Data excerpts
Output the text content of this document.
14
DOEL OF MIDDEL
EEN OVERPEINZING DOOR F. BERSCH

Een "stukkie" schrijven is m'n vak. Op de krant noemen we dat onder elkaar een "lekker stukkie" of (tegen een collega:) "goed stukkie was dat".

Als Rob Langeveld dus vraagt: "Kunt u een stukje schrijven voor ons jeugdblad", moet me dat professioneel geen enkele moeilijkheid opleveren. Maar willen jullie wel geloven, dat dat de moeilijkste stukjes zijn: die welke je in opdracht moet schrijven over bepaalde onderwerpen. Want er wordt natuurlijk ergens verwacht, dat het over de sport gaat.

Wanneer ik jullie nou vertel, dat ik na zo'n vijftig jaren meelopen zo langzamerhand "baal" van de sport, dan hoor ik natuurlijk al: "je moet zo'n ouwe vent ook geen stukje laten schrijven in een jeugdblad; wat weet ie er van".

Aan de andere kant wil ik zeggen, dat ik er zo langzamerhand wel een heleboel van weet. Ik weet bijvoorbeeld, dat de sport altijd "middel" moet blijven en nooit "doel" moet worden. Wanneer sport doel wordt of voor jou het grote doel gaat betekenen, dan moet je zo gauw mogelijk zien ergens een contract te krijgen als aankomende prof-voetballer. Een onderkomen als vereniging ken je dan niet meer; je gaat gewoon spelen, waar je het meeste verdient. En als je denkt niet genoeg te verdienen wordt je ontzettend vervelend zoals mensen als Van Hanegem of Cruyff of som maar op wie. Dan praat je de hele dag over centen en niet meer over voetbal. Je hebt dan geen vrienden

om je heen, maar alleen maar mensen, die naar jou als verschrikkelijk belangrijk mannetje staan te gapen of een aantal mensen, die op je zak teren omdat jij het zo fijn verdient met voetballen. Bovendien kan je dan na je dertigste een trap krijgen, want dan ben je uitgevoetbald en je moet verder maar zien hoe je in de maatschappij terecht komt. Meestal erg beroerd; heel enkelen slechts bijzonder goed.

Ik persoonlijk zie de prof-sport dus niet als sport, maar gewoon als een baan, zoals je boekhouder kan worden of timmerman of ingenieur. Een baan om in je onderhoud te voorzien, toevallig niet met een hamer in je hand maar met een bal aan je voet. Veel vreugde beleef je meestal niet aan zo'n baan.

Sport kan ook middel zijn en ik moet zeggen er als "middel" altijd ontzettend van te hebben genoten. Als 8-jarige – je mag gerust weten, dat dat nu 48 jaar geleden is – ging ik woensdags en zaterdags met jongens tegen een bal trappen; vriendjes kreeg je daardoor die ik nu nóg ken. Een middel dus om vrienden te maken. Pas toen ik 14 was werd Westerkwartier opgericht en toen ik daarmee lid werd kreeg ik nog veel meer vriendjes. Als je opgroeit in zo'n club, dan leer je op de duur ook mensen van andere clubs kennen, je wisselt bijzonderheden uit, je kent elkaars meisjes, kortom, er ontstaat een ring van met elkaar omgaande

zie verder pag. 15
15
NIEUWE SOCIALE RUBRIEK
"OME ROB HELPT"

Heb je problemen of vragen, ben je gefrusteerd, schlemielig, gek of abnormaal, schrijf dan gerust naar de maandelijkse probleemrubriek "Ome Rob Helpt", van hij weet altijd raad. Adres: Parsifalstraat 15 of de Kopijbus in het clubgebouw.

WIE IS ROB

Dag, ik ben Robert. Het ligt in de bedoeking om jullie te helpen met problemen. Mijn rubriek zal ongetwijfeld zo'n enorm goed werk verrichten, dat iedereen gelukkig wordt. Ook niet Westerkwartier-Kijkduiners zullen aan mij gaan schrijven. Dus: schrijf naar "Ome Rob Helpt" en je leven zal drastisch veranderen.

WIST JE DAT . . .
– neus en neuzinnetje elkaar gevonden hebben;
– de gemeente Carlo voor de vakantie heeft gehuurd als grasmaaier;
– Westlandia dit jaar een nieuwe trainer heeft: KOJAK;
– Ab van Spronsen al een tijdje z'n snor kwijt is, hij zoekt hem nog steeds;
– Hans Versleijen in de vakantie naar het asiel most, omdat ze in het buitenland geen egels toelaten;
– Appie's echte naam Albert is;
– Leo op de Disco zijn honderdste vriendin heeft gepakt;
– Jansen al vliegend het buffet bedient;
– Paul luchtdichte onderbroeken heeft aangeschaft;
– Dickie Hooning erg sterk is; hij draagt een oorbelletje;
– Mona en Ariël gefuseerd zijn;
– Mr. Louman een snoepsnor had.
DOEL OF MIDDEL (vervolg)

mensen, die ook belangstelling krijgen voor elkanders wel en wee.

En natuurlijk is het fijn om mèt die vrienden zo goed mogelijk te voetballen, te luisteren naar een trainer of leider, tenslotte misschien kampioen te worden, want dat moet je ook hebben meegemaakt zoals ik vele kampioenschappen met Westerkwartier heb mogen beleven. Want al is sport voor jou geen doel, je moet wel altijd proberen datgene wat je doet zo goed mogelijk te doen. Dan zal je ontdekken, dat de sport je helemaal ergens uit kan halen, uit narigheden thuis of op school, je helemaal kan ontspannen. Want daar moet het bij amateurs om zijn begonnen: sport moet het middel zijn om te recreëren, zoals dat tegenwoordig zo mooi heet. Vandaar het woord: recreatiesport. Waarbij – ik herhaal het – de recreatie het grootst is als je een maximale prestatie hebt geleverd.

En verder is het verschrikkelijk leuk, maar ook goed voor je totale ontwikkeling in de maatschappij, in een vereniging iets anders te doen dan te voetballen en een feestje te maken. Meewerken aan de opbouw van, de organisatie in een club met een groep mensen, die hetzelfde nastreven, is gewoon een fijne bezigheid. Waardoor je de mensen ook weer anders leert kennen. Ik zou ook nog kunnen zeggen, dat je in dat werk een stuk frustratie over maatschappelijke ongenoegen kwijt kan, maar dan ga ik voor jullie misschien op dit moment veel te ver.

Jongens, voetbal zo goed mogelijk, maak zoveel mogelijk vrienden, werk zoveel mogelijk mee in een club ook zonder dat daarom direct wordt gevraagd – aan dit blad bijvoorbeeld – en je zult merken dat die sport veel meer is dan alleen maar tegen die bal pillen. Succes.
==
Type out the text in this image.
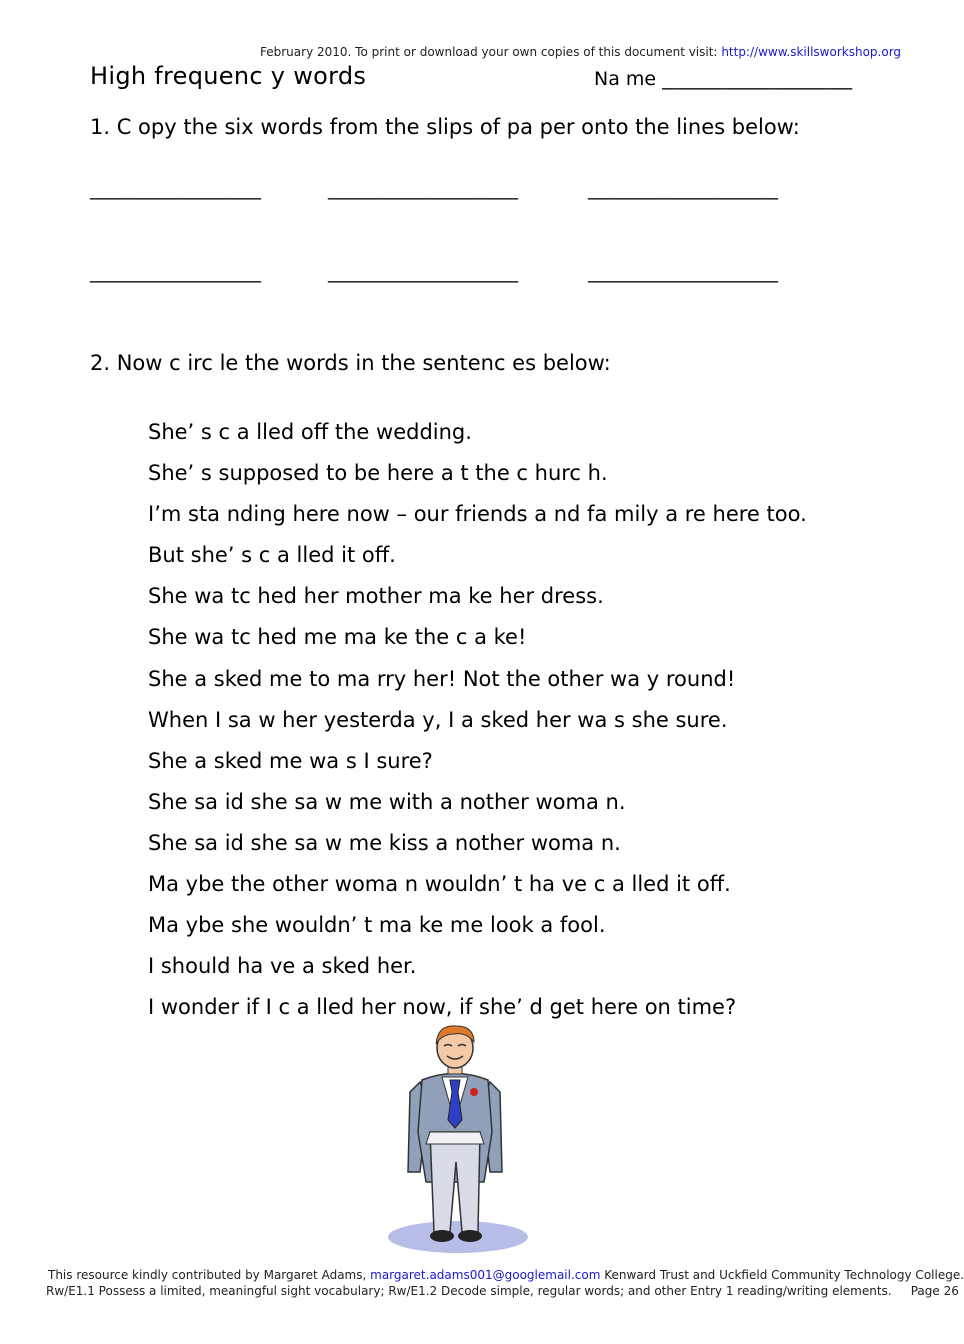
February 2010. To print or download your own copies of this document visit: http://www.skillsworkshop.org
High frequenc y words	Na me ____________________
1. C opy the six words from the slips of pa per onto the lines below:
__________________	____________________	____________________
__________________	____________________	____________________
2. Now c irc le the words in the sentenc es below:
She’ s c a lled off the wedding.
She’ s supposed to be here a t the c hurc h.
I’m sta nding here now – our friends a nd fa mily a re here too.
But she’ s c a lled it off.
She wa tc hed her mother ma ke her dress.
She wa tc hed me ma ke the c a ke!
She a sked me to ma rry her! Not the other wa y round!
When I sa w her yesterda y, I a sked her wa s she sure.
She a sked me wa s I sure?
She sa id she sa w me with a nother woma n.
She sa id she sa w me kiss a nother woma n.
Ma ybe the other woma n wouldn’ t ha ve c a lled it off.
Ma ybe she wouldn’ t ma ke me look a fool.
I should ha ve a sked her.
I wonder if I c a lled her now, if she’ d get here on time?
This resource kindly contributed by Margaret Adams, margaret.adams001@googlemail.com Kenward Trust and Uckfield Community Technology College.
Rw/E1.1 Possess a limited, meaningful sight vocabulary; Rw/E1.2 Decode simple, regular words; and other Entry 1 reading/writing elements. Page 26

__YOUR TASK__: Identify the lines that contain the string "nother", and copy every one of them.

__RESULT OF THIS TASK__:
She sa id she sa w me with a nother woma n.
She sa id she sa w me kiss a nother woma n.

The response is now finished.